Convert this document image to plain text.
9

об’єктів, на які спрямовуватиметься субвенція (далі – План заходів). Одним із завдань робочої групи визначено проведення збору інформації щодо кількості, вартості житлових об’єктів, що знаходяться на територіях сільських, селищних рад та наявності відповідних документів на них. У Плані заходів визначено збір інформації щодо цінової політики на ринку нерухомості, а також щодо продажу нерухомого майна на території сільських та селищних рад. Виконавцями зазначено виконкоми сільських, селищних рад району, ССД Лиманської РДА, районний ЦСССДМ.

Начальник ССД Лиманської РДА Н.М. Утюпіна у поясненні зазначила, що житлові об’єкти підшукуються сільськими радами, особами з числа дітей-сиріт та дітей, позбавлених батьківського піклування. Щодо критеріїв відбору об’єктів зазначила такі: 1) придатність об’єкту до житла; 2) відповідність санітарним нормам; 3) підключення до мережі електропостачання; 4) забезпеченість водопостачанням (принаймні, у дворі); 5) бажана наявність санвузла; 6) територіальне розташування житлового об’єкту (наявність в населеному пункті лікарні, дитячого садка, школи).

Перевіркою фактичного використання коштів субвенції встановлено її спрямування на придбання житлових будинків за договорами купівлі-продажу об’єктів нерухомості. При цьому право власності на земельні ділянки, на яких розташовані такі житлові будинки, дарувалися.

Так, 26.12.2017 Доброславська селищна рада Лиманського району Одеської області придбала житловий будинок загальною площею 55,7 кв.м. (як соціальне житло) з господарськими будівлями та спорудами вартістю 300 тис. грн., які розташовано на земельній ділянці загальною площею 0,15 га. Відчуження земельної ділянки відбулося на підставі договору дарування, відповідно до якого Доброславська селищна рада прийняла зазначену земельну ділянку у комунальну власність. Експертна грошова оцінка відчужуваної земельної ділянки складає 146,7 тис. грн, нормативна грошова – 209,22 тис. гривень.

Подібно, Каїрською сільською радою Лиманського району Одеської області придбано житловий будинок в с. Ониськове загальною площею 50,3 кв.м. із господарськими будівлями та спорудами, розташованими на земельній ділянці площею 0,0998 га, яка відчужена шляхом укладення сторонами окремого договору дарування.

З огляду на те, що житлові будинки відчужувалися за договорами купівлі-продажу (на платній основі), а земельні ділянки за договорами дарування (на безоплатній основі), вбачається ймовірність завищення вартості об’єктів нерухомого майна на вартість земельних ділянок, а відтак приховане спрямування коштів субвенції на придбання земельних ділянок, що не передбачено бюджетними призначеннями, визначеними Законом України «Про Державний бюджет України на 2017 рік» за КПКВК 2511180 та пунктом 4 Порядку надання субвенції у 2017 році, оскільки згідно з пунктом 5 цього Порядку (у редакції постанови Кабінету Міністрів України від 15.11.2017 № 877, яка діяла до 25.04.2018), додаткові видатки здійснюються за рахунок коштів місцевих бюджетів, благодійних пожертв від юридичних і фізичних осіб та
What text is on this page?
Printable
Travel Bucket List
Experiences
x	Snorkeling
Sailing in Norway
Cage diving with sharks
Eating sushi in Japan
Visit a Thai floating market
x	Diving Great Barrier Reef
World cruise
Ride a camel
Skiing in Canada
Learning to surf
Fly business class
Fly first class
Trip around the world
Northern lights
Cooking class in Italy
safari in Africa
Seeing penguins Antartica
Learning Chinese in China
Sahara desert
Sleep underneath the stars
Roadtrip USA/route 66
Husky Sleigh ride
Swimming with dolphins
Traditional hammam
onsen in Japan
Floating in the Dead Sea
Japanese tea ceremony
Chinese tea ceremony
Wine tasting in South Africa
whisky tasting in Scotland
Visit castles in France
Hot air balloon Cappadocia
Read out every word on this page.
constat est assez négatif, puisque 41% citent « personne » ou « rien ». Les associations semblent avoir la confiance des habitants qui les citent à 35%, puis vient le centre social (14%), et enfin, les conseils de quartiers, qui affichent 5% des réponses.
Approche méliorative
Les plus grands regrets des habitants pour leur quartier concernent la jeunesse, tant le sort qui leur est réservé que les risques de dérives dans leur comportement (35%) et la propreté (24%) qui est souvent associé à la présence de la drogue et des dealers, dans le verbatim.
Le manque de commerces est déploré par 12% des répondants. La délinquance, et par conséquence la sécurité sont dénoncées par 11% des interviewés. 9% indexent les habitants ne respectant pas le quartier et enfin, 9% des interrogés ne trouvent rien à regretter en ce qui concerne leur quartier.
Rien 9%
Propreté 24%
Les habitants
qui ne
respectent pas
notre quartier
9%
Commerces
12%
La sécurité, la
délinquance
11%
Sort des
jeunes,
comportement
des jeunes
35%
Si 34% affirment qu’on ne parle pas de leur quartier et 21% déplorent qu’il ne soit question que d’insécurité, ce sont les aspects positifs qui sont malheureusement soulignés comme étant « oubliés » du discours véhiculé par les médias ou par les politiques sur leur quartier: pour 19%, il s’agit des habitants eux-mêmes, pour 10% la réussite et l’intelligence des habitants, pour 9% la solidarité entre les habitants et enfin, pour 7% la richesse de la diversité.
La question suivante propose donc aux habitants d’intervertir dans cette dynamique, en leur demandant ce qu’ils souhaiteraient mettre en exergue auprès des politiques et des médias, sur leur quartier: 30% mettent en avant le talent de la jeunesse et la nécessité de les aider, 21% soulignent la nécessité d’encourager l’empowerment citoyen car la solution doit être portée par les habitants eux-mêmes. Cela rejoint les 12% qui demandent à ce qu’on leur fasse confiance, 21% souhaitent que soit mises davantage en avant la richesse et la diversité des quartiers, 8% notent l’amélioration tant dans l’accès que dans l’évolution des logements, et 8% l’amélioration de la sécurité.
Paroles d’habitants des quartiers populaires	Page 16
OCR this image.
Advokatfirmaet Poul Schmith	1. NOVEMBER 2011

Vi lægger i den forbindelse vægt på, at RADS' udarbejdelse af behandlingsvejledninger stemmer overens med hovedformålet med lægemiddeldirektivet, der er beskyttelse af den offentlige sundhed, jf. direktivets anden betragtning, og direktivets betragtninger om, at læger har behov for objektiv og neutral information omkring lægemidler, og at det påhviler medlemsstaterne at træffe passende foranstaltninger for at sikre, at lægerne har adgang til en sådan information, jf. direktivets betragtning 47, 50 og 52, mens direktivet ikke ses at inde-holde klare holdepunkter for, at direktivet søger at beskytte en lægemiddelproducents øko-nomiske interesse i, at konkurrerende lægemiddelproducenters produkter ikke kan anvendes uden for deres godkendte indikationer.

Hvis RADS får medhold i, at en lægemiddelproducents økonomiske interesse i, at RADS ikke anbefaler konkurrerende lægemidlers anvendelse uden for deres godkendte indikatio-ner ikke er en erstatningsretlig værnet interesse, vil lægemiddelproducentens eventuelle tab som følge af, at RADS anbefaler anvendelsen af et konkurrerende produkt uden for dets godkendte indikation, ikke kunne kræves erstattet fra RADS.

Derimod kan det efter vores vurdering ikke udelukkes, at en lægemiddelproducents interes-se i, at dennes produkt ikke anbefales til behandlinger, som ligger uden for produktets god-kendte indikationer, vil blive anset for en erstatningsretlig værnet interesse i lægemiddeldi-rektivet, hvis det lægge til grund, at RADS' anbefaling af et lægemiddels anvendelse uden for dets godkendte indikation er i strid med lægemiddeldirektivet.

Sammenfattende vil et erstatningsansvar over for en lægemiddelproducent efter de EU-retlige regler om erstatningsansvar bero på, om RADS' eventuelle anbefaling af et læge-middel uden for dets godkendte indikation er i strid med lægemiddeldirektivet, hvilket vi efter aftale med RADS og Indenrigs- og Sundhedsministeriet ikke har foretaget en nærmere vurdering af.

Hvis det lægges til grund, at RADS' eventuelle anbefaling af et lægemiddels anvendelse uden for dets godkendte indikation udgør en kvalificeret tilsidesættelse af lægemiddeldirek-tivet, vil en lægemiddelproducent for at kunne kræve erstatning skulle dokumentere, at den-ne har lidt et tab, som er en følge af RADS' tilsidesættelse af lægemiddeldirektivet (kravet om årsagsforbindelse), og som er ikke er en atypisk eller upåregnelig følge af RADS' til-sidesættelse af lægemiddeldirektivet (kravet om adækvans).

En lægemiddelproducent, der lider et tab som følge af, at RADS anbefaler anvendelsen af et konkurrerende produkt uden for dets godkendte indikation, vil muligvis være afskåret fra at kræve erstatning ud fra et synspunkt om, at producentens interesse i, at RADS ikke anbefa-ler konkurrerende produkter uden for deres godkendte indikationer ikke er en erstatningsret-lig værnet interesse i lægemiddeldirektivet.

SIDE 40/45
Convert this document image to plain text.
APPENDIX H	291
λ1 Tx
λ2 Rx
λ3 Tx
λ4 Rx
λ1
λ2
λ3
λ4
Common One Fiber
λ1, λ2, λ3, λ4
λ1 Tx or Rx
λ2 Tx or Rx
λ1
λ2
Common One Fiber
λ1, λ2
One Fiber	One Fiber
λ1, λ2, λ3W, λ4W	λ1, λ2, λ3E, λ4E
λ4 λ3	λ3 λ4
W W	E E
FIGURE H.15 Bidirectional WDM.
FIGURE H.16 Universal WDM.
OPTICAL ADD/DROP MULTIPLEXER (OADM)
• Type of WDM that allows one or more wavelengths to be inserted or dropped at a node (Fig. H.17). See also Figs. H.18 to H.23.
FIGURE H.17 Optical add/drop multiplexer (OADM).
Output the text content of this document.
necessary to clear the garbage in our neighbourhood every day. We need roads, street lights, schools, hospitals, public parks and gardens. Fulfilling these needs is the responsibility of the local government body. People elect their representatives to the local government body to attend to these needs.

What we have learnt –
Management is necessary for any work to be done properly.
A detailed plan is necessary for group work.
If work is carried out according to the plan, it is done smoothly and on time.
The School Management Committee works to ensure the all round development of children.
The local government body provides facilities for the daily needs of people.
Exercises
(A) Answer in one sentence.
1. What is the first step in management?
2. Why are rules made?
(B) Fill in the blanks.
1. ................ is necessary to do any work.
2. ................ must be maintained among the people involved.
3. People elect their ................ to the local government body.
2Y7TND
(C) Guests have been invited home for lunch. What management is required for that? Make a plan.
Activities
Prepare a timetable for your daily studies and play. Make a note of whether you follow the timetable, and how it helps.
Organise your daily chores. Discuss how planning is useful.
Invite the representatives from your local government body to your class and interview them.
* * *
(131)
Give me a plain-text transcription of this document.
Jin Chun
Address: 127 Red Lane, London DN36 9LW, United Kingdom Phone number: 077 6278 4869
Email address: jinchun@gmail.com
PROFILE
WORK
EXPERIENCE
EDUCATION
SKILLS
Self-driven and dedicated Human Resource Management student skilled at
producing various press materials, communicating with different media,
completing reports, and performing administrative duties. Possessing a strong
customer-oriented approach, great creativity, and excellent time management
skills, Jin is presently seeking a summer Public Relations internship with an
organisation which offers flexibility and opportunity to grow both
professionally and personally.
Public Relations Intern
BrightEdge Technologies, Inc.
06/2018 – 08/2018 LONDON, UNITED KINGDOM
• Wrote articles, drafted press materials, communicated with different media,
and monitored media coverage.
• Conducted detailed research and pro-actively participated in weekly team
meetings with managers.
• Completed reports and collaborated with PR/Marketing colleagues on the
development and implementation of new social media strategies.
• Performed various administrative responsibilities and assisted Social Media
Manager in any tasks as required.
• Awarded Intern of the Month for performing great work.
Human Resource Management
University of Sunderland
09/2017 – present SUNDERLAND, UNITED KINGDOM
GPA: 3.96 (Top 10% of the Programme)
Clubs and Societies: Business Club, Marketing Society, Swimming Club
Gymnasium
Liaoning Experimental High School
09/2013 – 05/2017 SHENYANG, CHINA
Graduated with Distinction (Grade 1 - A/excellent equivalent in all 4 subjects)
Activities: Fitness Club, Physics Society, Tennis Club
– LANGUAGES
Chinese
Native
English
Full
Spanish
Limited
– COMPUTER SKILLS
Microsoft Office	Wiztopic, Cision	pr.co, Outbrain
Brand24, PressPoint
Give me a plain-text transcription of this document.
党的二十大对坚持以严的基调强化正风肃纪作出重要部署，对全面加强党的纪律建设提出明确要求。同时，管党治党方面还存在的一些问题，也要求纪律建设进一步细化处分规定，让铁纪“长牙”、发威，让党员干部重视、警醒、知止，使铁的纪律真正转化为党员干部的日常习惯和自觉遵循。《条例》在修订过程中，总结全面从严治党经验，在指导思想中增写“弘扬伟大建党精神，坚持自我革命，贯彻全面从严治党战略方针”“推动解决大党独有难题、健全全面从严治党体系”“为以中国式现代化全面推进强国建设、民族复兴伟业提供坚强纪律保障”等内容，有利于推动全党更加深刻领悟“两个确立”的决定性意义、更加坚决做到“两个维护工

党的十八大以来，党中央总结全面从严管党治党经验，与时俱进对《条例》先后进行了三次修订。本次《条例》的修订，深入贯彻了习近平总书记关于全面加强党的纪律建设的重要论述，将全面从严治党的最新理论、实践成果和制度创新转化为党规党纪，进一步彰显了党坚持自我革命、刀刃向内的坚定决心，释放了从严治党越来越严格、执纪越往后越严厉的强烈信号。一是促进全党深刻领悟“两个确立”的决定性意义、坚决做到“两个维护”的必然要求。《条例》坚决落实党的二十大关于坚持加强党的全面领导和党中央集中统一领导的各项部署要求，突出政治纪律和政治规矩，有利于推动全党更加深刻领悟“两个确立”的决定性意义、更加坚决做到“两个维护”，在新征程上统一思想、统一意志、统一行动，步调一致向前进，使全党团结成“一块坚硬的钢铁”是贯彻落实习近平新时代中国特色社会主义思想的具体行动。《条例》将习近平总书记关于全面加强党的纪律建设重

***

__Instructions for the task__
Find each line that has the word "нерухомості", then copy it out.

__Result for this exercise__
об’єктів, на які спрямовуватиметься субвенція (далі – План заходів). Одним із завдань робочої групи визначено проведення збору інформації щодо кількості, вартості житлових об’єктів, що знаходяться на територіях сільських, селищних рад та наявності відповідних документів на них. У Плані заходів визначено збір інформації щодо цінової політики на ринку нерухомості, а також щодо продажу нерухомого майна на території сільських та селищних рад. Виконавцями зазначено виконкоми сільських, селищних рад району, ССД Лиманської РДА, районний ЦСССДМ.
Перевіркою фактичного використання коштів субвенції встановлено її спрямування на придбання житлових будинків за договорами купівлі-продажу об’єктів нерухомості. При цьому право власності на земельні ділянки, на яких розташовані такі житлові будинки, дарувалися.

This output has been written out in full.